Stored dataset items

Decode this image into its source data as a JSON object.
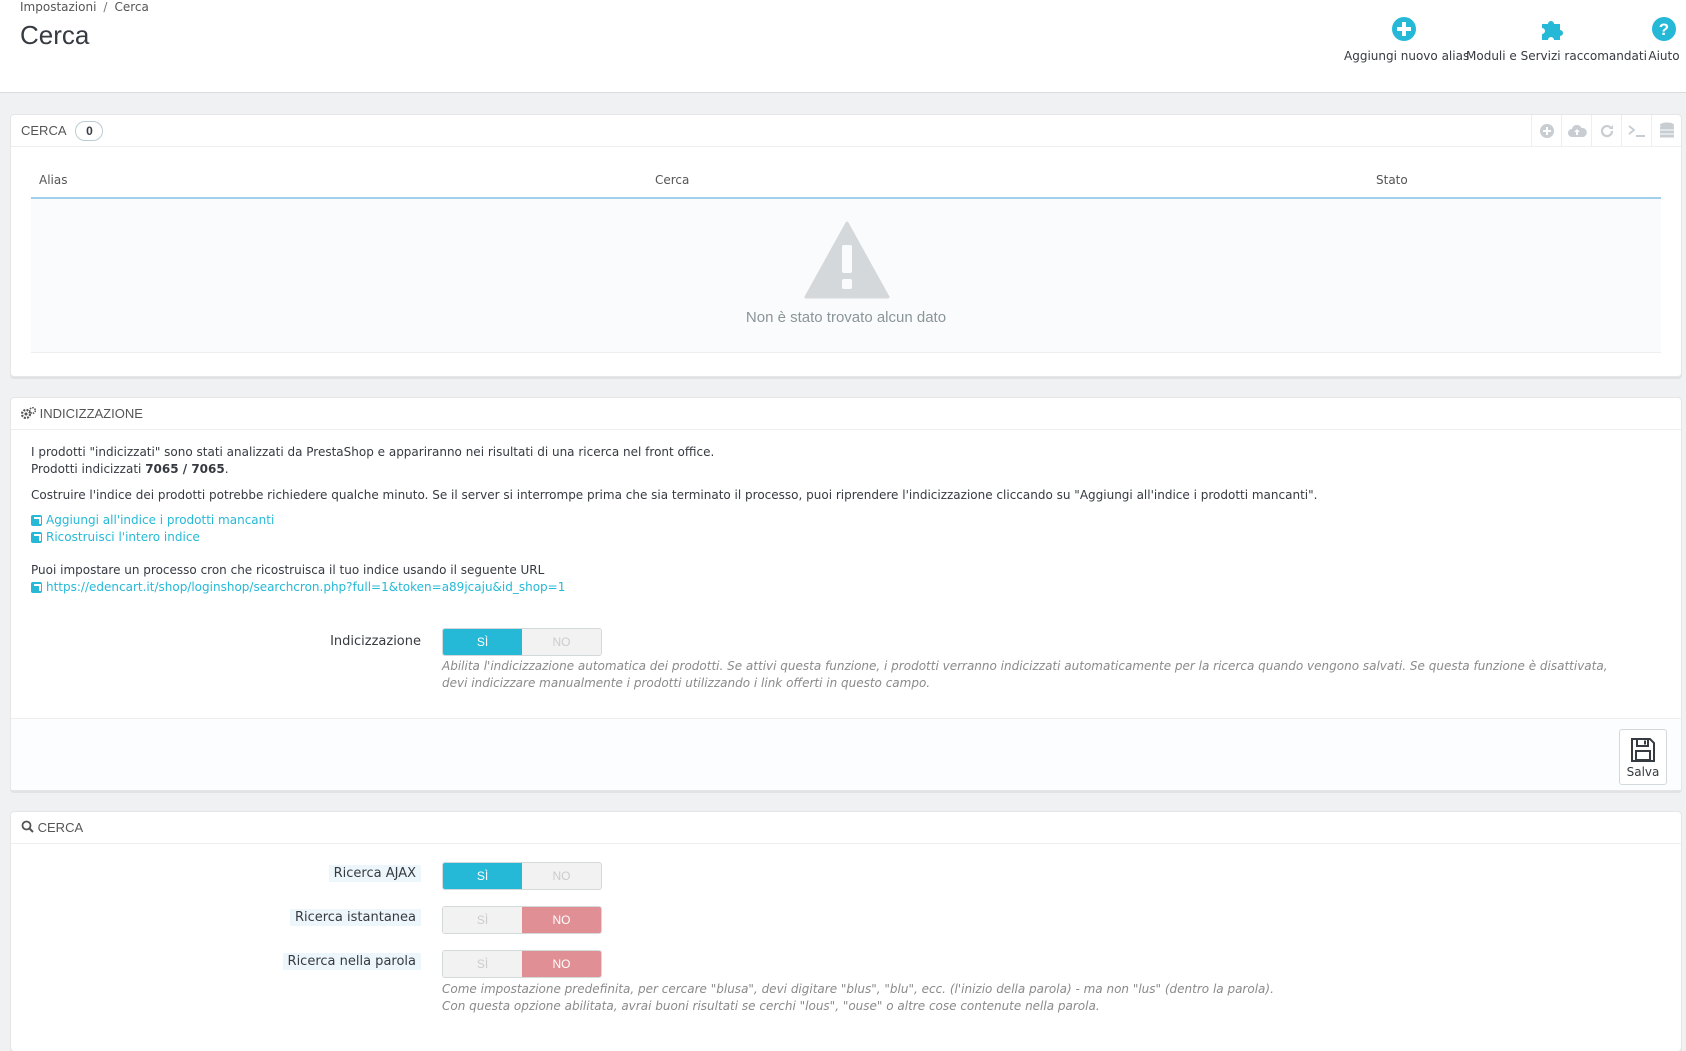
{
  "breadcrumb": {
    "parent": "Impostazioni",
    "separator": "/",
    "current": "Cerca"
  },
  "page_title": "Cerca",
  "toolbar": {
    "add_alias": "Aggiungi nuovo alias",
    "modules": "Moduli e Servizi raccomandati",
    "help": "Aiuto"
  },
  "aliases_panel": {
    "title": "Cerca",
    "count": "0",
    "columns": [
      "Alias",
      "Cerca",
      "Stato"
    ],
    "empty_message": "Non è stato trovato alcun dato",
    "tools": [
      "add-icon",
      "cloud-upload-icon",
      "refresh-icon",
      "terminal-icon",
      "database-icon"
    ]
  },
  "indexing_panel": {
    "title": "Indicizzazione",
    "intro_line1": "I prodotti \"indicizzati\" sono stati analizzati da PrestaShop e appariranno nei risultati di una ricerca nel front office.",
    "indexed_label": "Prodotti indicizzati ",
    "indexed_value": "7065 / 7065",
    "indexed_suffix": ".",
    "rebuild_note": "Costruire l'indice dei prodotti potrebbe richiedere qualche minuto. Se il server si interrompe prima che sia terminato il processo, puoi riprendere l'indicizzazione cliccando su \"Aggiungi all'indice i prodotti mancanti\".",
    "link_add_missing": "Aggiungi all'indice i prodotti mancanti",
    "link_rebuild": "Ricostruisci l'intero indice",
    "cron_note": "Puoi impostare un processo cron che ricostruisca il tuo indice usando il seguente URL",
    "cron_url": "https://edencart.it/shop/loginshop/searchcron.php?full=1&token=a89jcaju&id_shop=1",
    "field_label": "Indicizzazione",
    "yes": "SÌ",
    "no": "NO",
    "help_text": "Abilita l'indicizzazione automatica dei prodotti. Se attivi questa funzione, i prodotti verranno indicizzati automaticamente per la ricerca quando vengono salvati. Se questa funzione è disattivata, devi indicizzare manualmente i prodotti utilizzando i link offerti in questo campo.",
    "save_label": "Salva"
  },
  "search_panel": {
    "title": "Cerca",
    "ajax_label": "Ricerca AJAX",
    "instant_label": "Ricerca istantanea",
    "inword_label": "Ricerca nella parola",
    "yes": "SÌ",
    "no": "NO",
    "help_line1": "Come impostazione predefinita, per cercare \"blusa\", devi digitare \"blus\", \"blu\", ecc. (l'inizio della parola) - ma non \"lus\" (dentro la parola).",
    "help_line2": "Con questa opzione abilitata, avrai buoni risultati se cerchi \"lous\", \"ouse\" o altre cose contenute nella parola."
  },
  "colors": {
    "accent": "#25b9d7",
    "no_active": "#e08f95"
  }
}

▶ [Directions for this task] Reproduce the whole listing exactly, but not the images in it.

▶ [Solution]
Decode this image into its source data as a JSON object.
{
  "breadcrumb": {
    "parent": "Impostazioni",
    "separator": "/",
    "current": "Cerca"
  },
  "page_title": "Cerca",
  "toolbar": {
    "add_alias": "Aggiungi nuovo alias",
    "modules": "Moduli e Servizi raccomandati",
    "help": "Aiuto"
  },
  "aliases_panel": {
    "title": "Cerca",
    "count": "0",
    "columns": [
      "Alias",
      "Cerca",
      "Stato"
    ],
    "empty_message": "Non è stato trovato alcun dato",
    "tools": [
      "add-icon",
      "cloud-upload-icon",
      "refresh-icon",
      "terminal-icon",
      "database-icon"
    ]
  },
  "indexing_panel": {
    "title": "Indicizzazione",
    "intro_line1": "I prodotti \"indicizzati\" sono stati analizzati da PrestaShop e appariranno nei risultati di una ricerca nel front office.",
    "indexed_label": "Prodotti indicizzati ",
    "indexed_value": "7065 / 7065",
    "indexed_suffix": ".",
    "rebuild_note": "Costruire l'indice dei prodotti potrebbe richiedere qualche minuto. Se il server si interrompe prima che sia terminato il processo, puoi riprendere l'indicizzazione cliccando su \"Aggiungi all'indice i prodotti mancanti\".",
    "link_add_missing": "Aggiungi all'indice i prodotti mancanti",
    "link_rebuild": "Ricostruisci l'intero indice",
    "cron_note": "Puoi impostare un processo cron che ricostruisca il tuo indice usando il seguente URL",
    "cron_url": "https://edencart.it/shop/loginshop/searchcron.php?full=1&token=a89jcaju&id_shop=1",
    "field_label": "Indicizzazione",
    "yes": "SÌ",
    "no": "NO",
    "help_text": "Abilita l'indicizzazione automatica dei prodotti. Se attivi questa funzione, i prodotti verranno indicizzati automaticamente per la ricerca quando vengono salvati. Se questa funzione è disattivata, devi indicizzare manualmente i prodotti utilizzando i link offerti in questo campo.",
    "save_label": "Salva"
  },
  "search_panel": {
    "title": "Cerca",
    "ajax_label": "Ricerca AJAX",
    "instant_label": "Ricerca istantanea",
    "inword_label": "Ricerca nella parola",
    "yes": "SÌ",
    "no": "NO",
    "help_line1": "Come impostazione predefinita, per cercare \"blusa\", devi digitare \"blus\", \"blu\", ecc. (l'inizio della parola) - ma non \"lus\" (dentro la parola).",
    "help_line2": "Con questa opzione abilitata, avrai buoni risultati se cerchi \"lous\", \"ouse\" o altre cose contenute nella parola."
  },
  "colors": {
    "accent": "#25b9d7",
    "no_active": "#e08f95"
  }
}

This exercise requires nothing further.